┌──

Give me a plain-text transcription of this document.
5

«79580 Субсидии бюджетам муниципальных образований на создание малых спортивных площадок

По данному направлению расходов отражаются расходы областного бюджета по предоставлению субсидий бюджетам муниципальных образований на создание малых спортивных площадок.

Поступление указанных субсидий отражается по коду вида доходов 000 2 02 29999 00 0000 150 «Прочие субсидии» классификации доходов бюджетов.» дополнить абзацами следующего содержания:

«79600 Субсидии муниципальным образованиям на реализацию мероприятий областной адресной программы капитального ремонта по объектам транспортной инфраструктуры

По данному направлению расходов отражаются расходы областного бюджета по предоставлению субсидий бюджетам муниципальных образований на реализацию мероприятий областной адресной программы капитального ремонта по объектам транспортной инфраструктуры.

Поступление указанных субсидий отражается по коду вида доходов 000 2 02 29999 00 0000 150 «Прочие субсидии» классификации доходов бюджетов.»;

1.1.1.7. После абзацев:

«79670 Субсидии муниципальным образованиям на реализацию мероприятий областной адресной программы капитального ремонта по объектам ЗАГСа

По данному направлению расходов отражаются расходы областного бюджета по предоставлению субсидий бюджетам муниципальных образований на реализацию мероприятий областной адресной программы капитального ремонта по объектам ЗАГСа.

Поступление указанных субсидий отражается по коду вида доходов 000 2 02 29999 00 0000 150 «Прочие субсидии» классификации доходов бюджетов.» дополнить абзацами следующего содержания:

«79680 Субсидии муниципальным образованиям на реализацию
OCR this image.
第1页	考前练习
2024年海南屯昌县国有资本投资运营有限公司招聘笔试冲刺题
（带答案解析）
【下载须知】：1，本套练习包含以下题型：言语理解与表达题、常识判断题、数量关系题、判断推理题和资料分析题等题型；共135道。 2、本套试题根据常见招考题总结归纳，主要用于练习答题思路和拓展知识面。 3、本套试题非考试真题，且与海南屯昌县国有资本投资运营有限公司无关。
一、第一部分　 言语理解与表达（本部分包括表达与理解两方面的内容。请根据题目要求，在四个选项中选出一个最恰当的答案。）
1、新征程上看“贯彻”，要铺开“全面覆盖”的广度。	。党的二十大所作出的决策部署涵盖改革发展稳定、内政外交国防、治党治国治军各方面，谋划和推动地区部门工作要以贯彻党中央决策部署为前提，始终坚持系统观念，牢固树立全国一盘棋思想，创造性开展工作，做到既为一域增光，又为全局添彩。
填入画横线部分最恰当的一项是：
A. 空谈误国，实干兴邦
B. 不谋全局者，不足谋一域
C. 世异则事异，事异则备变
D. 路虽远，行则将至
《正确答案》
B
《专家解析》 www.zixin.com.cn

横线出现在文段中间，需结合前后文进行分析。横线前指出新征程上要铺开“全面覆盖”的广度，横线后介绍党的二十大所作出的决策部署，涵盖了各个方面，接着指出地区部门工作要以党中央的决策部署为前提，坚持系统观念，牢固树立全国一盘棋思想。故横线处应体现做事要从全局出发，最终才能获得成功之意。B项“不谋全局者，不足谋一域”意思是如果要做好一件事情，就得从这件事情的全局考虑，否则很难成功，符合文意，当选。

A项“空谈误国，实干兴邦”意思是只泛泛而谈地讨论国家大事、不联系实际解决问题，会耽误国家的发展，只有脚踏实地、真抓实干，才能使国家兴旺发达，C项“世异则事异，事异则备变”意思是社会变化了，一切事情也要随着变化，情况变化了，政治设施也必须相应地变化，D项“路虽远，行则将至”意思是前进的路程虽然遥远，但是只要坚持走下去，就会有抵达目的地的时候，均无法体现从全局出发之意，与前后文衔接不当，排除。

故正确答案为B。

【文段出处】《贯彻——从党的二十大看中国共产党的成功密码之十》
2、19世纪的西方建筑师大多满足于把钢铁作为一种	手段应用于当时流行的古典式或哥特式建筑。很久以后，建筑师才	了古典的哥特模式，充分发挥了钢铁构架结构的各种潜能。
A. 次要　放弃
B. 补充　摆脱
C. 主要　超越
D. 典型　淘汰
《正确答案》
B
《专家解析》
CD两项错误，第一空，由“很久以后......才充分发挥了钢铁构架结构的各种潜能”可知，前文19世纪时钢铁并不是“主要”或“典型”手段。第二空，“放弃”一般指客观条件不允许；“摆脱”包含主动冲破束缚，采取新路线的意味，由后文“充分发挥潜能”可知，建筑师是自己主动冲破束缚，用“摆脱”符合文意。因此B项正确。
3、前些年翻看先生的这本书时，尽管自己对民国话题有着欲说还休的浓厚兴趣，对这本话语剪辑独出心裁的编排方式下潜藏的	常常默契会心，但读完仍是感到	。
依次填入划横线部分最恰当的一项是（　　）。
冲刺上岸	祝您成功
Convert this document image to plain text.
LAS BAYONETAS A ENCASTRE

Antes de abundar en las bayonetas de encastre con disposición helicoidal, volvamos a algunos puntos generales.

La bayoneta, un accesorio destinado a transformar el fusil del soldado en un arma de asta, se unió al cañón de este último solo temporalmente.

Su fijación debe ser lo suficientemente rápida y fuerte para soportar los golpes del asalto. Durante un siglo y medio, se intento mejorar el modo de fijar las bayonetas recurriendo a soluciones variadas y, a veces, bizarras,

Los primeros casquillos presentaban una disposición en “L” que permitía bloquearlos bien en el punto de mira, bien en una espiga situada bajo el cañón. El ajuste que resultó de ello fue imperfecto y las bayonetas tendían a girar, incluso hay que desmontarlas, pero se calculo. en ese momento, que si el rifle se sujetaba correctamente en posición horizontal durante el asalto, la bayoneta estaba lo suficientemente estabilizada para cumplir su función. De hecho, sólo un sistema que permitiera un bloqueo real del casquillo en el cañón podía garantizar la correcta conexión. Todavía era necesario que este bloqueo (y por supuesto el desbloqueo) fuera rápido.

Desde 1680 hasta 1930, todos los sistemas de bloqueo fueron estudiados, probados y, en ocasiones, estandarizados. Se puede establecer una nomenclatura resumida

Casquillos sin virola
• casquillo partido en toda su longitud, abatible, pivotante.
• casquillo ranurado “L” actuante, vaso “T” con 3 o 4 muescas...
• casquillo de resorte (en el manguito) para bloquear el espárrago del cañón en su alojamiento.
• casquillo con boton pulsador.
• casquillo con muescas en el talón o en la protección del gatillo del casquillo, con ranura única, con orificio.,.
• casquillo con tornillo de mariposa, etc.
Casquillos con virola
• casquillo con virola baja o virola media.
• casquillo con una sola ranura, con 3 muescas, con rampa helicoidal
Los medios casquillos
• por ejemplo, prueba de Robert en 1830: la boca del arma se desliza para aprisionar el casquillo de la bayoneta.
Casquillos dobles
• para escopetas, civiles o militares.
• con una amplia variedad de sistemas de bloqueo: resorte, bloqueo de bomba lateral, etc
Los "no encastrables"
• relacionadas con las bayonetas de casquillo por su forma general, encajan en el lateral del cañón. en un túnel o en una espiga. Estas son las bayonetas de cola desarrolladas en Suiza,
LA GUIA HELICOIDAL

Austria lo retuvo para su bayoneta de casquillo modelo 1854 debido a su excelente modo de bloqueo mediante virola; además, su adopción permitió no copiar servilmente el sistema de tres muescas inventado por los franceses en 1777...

└──

> Exercise objective:
Select all lines with the word "муниципальным" from the entries above.

> Answer to the exercise:
«79600 Субсидии муниципальным образованиям на реализацию мероприятий областной адресной программы капитального ремонта по объектам транспортной инфраструктуры
«79670 Субсидии муниципальным образованиям на реализацию мероприятий областной адресной программы капитального ремонта по объектам ЗАГСа
«79680 Субсидии муниципальным образованиям на реализацию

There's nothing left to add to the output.